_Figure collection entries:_
##############################

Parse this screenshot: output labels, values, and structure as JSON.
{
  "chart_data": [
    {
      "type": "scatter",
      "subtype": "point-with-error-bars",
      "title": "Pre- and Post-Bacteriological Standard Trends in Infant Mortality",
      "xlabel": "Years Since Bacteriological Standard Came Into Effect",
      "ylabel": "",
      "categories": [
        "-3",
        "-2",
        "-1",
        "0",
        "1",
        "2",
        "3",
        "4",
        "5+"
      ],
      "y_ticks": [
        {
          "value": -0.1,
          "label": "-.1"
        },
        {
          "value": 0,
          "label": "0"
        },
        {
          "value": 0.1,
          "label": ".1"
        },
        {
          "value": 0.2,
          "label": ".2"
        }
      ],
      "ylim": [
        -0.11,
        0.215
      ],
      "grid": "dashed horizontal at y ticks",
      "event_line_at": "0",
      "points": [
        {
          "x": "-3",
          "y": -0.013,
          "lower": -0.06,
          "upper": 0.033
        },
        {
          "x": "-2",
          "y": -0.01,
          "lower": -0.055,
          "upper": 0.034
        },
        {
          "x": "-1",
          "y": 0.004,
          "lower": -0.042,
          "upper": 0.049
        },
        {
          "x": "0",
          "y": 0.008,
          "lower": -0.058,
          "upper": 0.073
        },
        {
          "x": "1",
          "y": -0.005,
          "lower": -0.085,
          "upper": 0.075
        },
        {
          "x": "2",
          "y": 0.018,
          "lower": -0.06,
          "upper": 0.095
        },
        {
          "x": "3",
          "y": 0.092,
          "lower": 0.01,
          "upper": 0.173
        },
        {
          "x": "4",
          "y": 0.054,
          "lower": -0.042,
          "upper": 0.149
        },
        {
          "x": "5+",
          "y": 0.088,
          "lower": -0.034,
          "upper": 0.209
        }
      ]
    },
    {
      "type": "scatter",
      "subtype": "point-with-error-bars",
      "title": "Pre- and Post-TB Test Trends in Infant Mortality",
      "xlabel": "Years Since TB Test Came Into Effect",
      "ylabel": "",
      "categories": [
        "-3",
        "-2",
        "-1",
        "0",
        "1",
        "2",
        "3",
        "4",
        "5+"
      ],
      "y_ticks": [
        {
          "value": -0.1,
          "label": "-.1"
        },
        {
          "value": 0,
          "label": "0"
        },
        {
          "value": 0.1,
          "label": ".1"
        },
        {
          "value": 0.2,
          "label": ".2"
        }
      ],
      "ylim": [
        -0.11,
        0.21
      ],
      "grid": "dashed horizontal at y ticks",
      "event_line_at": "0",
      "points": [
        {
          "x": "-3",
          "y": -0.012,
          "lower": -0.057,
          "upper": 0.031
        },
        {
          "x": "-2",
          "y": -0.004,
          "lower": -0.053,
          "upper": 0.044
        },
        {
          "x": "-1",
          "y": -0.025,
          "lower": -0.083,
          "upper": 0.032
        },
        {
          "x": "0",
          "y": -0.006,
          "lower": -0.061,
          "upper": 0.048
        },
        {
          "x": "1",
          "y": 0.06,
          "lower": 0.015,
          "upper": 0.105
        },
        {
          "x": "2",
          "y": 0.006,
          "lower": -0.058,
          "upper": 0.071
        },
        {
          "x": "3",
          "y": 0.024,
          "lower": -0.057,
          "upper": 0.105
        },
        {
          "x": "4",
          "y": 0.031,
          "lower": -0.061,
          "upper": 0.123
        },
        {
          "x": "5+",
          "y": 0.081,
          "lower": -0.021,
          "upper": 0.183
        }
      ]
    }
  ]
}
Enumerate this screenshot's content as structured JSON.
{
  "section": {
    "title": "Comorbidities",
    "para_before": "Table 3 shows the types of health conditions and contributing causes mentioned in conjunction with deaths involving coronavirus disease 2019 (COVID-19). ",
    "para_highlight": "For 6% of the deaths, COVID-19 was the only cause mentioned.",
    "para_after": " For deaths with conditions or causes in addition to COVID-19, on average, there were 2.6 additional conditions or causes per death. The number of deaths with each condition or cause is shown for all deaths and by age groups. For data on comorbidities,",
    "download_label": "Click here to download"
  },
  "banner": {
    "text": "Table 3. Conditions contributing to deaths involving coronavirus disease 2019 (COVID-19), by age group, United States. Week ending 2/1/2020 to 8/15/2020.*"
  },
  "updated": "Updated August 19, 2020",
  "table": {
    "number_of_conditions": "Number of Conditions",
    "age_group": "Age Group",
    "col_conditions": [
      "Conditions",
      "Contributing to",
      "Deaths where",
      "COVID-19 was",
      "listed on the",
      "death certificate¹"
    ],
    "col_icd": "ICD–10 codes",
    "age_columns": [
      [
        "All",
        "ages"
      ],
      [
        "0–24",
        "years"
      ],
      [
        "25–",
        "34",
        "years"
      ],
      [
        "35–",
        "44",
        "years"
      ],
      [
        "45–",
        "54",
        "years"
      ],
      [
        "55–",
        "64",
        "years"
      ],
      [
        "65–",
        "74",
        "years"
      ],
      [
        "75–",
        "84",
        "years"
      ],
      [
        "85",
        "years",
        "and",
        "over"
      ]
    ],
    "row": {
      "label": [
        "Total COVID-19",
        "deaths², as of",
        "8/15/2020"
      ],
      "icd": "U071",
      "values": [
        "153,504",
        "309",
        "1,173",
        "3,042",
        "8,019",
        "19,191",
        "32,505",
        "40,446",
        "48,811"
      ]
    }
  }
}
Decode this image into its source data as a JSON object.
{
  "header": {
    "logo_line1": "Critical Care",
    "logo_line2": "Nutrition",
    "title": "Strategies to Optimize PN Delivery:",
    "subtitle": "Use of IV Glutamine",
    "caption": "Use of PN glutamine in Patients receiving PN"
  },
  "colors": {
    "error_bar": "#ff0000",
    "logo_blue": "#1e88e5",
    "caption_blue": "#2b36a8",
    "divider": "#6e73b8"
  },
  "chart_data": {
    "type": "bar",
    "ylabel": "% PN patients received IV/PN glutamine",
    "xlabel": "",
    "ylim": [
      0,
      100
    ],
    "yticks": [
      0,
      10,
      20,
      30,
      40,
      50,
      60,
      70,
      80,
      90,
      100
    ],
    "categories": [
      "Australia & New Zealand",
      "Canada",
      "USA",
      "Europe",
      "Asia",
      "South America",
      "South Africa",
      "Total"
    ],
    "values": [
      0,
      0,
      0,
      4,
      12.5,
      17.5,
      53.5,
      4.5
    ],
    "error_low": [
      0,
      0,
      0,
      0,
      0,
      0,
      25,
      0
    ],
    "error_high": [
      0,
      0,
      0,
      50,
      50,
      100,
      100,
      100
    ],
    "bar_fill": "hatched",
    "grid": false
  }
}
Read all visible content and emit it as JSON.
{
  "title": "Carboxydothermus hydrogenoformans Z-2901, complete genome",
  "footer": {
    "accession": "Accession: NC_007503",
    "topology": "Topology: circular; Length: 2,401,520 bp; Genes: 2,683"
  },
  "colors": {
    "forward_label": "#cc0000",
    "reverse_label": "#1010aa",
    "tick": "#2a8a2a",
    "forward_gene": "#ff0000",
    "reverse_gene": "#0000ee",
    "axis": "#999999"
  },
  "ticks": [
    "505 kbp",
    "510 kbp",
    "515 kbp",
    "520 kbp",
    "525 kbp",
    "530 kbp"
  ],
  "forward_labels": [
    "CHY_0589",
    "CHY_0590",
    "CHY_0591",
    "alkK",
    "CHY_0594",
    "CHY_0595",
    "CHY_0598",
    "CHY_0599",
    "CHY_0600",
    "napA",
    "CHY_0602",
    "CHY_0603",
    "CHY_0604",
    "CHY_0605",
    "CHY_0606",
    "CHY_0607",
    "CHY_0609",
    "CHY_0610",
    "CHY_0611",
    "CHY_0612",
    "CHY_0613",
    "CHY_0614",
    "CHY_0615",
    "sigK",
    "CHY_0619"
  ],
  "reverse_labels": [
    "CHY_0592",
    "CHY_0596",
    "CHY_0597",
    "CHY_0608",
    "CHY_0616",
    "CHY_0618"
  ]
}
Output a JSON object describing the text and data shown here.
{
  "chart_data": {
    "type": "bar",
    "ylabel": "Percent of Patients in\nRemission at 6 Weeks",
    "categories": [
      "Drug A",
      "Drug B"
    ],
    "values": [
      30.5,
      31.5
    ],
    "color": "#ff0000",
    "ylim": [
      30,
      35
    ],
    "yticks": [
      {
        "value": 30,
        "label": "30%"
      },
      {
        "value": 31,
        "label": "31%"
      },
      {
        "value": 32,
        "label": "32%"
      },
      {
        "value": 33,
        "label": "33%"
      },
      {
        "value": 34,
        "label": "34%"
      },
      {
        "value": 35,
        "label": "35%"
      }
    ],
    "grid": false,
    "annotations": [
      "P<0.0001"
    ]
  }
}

##############################

_Your objective:_
Show the lines of the entries that include the string "Infant", copying each in full.

_Task output:_
      "title": "Pre- and Post-Bacteriological Standard Trends in Infant Mortality",
      "title": "Pre- and Post-TB Test Trends in Infant Mortality",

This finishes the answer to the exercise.